Gather all lines in the entries that include the word "screenshot".

[START]

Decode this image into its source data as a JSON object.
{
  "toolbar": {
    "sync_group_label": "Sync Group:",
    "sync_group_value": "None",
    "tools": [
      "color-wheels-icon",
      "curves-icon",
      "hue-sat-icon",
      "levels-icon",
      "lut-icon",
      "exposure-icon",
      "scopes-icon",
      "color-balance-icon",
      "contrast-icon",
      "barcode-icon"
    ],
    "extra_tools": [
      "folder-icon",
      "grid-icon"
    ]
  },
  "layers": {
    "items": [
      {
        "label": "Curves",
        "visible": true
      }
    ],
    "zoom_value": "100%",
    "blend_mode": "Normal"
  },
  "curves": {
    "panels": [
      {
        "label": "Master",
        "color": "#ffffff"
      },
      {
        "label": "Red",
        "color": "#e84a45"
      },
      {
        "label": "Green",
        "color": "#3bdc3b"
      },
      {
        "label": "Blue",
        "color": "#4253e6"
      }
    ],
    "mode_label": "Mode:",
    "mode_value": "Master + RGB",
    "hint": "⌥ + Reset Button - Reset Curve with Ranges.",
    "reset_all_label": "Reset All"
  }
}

[END]
[START]

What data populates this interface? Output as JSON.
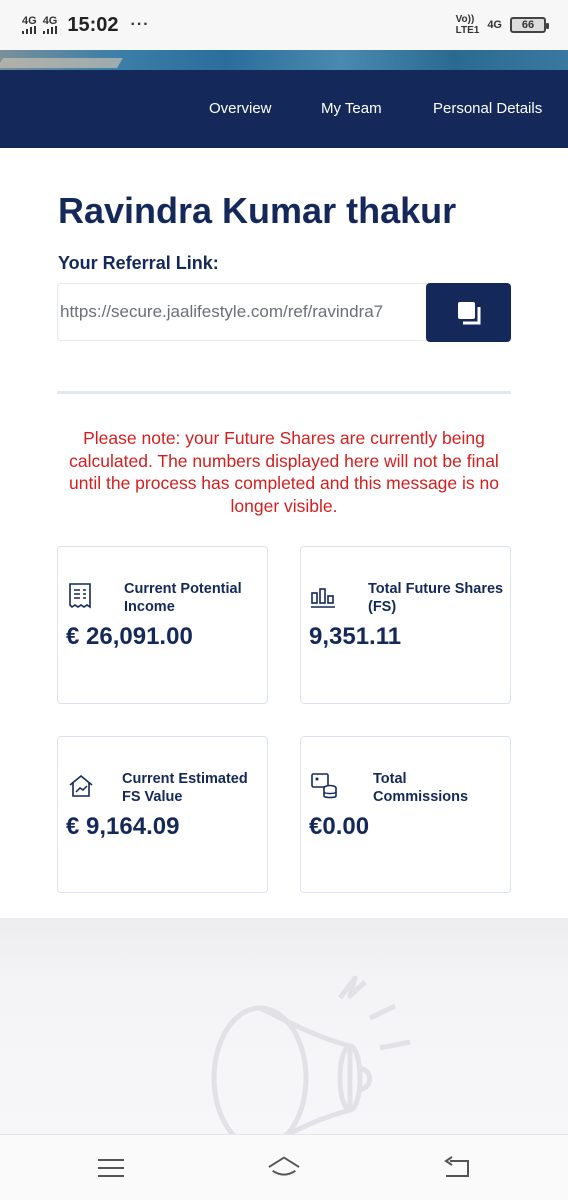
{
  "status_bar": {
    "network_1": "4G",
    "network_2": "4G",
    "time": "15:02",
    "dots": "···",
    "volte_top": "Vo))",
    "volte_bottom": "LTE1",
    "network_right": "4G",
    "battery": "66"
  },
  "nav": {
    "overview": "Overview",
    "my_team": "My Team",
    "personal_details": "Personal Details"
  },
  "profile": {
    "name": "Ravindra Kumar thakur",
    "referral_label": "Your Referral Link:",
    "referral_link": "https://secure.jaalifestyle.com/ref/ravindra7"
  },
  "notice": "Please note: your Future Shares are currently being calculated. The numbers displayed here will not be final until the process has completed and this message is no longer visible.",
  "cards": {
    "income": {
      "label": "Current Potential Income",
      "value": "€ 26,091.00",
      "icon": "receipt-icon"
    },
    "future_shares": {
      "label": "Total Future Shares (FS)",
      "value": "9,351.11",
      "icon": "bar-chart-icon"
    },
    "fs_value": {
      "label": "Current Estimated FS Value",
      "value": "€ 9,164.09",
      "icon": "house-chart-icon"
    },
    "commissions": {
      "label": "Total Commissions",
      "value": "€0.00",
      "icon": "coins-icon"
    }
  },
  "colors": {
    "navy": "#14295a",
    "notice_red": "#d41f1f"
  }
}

[END]
[START]

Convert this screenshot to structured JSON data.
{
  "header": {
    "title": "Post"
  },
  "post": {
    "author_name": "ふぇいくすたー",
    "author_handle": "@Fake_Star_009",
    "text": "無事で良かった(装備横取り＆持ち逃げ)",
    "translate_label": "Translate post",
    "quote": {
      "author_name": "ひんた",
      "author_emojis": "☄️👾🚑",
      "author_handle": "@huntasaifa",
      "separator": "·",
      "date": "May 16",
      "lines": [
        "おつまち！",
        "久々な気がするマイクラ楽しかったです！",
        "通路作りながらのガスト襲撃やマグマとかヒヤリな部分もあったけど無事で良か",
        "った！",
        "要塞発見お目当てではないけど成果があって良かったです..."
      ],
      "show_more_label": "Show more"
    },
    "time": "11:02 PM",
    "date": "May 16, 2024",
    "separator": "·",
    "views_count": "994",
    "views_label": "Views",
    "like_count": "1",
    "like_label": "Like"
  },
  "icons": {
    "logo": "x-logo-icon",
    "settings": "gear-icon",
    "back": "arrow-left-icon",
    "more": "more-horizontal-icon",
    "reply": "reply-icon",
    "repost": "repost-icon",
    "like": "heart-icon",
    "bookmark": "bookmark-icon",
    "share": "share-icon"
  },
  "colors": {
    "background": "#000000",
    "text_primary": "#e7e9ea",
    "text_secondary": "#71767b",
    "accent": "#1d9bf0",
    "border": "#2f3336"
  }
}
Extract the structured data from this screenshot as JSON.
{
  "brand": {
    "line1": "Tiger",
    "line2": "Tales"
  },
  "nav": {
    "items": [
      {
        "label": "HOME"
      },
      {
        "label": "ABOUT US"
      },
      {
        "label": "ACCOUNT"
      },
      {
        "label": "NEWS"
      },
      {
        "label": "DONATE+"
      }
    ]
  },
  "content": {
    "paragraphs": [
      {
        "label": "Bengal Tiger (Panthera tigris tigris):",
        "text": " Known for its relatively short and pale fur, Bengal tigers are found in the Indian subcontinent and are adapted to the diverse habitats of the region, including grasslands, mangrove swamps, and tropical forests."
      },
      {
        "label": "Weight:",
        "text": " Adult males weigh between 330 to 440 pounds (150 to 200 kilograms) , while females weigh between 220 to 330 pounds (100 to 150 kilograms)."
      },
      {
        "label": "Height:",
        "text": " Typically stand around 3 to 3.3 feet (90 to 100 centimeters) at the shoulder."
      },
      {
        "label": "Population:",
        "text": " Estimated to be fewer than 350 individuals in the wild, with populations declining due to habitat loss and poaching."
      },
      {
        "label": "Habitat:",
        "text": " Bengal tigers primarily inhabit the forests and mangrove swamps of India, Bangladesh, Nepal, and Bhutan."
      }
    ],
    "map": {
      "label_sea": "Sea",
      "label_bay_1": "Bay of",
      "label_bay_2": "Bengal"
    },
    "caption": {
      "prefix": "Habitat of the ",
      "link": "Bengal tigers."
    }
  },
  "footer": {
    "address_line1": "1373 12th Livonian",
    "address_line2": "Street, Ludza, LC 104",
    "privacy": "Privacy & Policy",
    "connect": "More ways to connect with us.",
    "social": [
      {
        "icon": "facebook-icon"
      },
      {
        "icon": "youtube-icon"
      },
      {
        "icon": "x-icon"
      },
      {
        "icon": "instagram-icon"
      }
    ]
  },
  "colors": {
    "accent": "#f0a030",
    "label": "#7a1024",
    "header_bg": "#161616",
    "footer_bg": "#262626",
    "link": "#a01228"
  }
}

[END]

- _Answer to this problem_
Convert this screenshot to structured JSON data.
Extract the structured data from this screenshot as JSON.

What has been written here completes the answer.